INSTRUCTIONS FOR THE TASK:
Collect every line of the records below that contains the word "Furnaux".

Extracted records
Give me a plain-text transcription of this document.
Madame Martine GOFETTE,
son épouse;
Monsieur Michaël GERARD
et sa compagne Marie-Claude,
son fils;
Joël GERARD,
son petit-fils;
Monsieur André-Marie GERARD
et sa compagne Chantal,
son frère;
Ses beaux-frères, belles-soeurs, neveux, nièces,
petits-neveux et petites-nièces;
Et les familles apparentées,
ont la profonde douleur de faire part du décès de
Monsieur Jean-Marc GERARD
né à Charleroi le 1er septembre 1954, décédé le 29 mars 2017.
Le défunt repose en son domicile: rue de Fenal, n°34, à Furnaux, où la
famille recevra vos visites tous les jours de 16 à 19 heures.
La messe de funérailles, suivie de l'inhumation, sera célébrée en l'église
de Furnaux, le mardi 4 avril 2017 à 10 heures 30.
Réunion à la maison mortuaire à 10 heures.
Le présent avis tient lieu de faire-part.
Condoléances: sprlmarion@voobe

...

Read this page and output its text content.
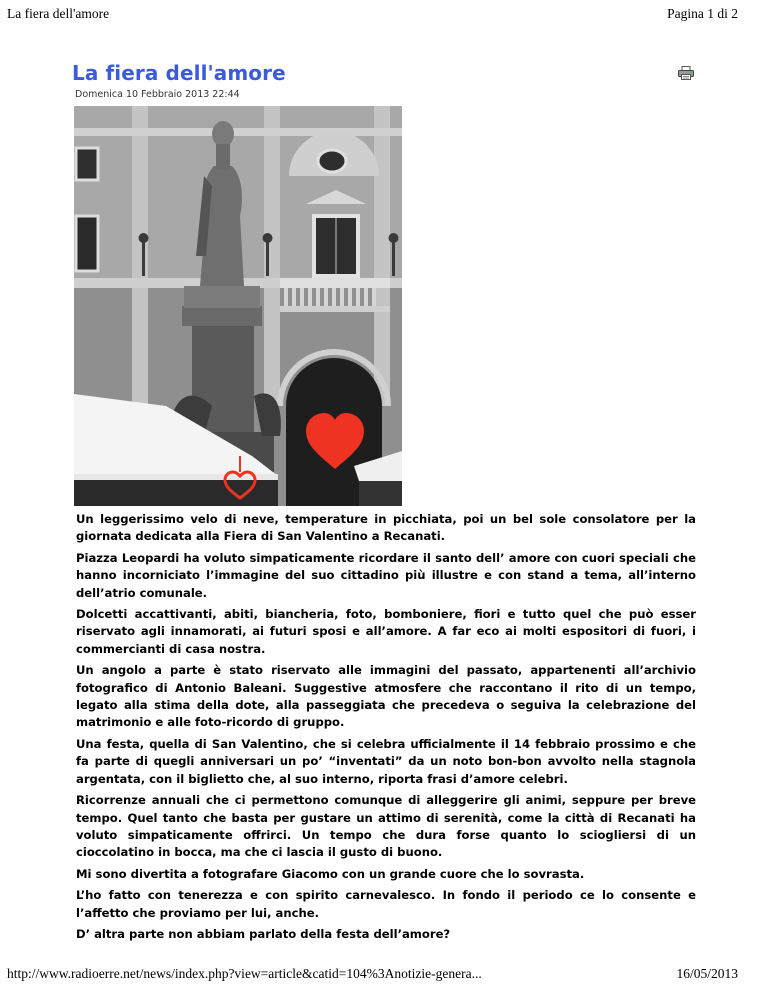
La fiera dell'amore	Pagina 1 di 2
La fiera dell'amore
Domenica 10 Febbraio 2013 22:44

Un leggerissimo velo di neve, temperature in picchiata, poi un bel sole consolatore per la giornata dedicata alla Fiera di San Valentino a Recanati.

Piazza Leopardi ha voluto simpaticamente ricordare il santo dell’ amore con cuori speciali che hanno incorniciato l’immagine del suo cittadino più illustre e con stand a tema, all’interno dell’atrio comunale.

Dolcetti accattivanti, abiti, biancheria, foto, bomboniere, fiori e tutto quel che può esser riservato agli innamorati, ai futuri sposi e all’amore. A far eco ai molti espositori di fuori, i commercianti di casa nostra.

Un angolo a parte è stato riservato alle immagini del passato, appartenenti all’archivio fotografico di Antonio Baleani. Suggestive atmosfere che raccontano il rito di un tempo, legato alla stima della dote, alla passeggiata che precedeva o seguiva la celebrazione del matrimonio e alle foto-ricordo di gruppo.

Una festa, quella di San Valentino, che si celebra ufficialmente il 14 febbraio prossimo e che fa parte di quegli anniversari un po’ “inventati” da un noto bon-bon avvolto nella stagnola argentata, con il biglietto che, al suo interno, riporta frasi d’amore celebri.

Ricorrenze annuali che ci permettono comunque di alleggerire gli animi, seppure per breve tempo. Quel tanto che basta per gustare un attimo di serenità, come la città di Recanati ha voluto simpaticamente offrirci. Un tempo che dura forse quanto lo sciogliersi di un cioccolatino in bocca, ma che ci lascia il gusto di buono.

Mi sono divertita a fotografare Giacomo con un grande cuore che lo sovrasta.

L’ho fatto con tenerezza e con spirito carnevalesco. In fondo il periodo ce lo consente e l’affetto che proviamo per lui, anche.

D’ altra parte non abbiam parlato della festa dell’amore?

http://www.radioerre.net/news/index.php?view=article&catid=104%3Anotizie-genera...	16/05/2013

THE ANSWER:
Le défunt repose en son domicile: rue de Fenal, n°34, à Furnaux, où la
de Furnaux, le mardi 4 avril 2017 à 10 heures 30.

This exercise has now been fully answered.